(Written instruction)
Looking through the listing, how many of its lines hold the word "will"? Answer with only the number.

☆ ☆ ☆ ☆

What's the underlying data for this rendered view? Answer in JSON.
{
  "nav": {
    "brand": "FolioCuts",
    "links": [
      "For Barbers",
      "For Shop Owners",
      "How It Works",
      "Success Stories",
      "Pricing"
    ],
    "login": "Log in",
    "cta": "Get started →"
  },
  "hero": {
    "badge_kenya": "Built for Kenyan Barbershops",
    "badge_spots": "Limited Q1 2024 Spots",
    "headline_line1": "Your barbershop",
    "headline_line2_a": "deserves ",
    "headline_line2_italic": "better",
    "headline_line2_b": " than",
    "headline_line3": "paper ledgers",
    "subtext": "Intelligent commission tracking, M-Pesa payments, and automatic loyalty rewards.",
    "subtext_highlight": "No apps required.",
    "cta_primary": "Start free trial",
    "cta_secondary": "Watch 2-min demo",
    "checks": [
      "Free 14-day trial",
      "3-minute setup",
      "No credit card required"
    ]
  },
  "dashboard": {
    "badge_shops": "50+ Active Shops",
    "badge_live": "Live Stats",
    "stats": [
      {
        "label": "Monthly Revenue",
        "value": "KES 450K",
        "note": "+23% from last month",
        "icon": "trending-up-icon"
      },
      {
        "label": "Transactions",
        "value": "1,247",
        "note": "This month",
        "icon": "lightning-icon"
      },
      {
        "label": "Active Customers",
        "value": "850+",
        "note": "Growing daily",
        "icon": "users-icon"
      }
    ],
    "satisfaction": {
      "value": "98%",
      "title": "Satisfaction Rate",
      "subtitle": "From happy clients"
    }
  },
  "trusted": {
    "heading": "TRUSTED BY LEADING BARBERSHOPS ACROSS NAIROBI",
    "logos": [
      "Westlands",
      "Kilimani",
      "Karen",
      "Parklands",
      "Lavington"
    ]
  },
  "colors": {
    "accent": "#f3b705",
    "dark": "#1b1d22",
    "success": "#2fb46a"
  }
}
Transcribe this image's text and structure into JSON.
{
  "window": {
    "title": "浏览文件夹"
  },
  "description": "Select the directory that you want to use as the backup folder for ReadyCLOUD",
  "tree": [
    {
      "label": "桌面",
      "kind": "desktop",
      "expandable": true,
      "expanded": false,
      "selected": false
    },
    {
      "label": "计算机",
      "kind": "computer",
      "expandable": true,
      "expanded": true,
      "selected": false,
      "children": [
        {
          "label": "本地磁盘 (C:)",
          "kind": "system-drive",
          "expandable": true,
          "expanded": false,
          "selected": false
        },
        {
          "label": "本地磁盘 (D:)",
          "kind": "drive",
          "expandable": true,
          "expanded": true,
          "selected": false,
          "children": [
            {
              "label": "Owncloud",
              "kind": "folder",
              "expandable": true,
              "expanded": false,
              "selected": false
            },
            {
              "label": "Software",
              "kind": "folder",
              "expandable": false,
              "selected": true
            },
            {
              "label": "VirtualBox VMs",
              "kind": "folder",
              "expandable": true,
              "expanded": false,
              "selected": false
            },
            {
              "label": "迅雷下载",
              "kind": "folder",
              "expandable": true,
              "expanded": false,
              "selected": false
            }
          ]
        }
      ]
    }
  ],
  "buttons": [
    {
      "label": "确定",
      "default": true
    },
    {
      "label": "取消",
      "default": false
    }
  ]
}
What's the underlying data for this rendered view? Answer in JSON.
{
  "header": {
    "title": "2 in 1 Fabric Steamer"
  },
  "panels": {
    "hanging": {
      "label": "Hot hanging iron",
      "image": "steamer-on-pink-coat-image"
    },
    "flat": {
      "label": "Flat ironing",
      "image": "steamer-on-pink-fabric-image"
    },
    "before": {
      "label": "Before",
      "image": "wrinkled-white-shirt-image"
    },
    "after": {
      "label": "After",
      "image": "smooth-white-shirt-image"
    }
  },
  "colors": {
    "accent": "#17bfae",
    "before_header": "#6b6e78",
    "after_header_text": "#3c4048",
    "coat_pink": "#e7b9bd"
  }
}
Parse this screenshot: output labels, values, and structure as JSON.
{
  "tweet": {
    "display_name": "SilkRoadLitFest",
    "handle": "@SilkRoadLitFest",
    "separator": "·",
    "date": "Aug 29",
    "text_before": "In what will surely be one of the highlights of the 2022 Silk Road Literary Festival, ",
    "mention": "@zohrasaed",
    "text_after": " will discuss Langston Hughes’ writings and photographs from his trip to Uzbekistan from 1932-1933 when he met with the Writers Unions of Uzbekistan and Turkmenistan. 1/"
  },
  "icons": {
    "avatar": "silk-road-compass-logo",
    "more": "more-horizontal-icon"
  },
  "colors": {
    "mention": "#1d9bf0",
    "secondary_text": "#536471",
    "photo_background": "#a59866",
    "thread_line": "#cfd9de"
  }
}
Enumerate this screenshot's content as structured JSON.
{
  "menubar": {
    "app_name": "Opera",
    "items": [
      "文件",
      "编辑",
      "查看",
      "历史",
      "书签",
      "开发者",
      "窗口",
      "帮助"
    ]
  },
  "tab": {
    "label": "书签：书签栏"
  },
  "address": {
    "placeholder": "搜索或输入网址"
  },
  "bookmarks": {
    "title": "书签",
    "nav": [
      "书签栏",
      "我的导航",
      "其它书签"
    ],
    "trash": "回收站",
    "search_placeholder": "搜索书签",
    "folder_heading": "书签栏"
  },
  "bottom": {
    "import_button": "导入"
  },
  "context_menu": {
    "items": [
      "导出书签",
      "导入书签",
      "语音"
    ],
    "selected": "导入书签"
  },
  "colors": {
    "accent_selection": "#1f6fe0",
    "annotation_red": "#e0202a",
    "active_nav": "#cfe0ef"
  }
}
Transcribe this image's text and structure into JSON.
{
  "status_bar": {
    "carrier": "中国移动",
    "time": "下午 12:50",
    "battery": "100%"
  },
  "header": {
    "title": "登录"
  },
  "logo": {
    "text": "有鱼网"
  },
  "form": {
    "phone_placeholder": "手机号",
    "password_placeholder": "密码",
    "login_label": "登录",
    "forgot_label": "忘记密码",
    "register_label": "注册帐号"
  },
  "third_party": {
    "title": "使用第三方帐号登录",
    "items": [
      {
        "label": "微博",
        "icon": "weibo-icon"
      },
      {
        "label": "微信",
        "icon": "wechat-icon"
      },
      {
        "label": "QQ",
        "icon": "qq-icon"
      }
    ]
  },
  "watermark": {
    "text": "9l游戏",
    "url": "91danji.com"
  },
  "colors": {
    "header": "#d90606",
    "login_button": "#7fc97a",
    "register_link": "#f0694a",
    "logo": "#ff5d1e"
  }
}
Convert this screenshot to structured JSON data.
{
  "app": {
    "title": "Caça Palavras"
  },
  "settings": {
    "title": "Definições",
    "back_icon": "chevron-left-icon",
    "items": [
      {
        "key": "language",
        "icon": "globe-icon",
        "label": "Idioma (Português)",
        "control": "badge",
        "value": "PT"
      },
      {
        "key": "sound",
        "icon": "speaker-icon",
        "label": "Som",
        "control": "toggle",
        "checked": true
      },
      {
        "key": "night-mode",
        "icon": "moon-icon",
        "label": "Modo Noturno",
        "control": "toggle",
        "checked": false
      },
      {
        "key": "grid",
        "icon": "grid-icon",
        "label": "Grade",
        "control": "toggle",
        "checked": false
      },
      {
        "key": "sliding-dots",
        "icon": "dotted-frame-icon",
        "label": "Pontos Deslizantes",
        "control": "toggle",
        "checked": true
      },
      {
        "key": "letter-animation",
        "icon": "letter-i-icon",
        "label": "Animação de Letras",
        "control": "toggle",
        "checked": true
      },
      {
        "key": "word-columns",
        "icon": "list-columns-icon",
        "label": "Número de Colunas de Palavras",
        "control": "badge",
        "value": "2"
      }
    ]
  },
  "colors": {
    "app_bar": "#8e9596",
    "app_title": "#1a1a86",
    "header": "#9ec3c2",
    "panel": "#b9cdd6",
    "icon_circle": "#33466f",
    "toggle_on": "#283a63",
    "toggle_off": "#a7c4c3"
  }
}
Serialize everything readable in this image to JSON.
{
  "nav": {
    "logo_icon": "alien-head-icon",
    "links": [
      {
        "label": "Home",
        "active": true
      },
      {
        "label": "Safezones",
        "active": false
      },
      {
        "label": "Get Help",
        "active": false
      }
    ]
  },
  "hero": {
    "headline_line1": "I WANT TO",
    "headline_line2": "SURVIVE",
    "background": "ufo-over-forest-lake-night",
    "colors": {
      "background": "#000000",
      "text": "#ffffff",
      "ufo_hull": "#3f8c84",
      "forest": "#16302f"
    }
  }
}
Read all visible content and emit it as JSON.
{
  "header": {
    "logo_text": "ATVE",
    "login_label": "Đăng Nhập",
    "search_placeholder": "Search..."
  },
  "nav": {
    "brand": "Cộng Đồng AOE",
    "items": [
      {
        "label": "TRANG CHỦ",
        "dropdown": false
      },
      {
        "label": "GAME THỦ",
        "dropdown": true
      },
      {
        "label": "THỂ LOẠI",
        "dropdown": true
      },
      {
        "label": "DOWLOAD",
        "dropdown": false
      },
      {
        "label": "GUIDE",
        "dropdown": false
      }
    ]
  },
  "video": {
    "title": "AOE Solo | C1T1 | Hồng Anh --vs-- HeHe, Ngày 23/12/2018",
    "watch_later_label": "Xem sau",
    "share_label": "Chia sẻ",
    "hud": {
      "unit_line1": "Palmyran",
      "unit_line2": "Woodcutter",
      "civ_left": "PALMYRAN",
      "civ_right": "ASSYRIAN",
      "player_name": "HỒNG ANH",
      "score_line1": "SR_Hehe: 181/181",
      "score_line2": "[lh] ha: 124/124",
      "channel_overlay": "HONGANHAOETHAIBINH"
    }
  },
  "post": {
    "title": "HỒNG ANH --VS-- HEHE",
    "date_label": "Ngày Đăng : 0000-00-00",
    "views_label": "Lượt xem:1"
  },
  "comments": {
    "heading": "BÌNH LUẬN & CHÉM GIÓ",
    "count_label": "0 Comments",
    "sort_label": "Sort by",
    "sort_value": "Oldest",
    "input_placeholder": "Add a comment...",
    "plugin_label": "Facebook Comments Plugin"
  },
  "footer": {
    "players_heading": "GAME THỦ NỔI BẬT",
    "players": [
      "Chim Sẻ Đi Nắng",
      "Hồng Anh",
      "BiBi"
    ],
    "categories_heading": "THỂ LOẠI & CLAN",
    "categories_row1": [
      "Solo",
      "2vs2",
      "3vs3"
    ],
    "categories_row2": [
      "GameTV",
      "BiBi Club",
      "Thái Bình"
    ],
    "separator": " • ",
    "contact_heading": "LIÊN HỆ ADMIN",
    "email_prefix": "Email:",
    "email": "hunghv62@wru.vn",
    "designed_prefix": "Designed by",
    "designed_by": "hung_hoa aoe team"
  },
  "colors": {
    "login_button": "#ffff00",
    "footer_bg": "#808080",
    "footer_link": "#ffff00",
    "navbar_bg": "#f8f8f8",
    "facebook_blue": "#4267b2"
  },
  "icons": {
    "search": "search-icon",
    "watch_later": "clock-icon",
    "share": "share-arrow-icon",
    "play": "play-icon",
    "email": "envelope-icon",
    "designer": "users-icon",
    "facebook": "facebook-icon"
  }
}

☆ ☆ ☆ ☆

(Solution for this exercise)
2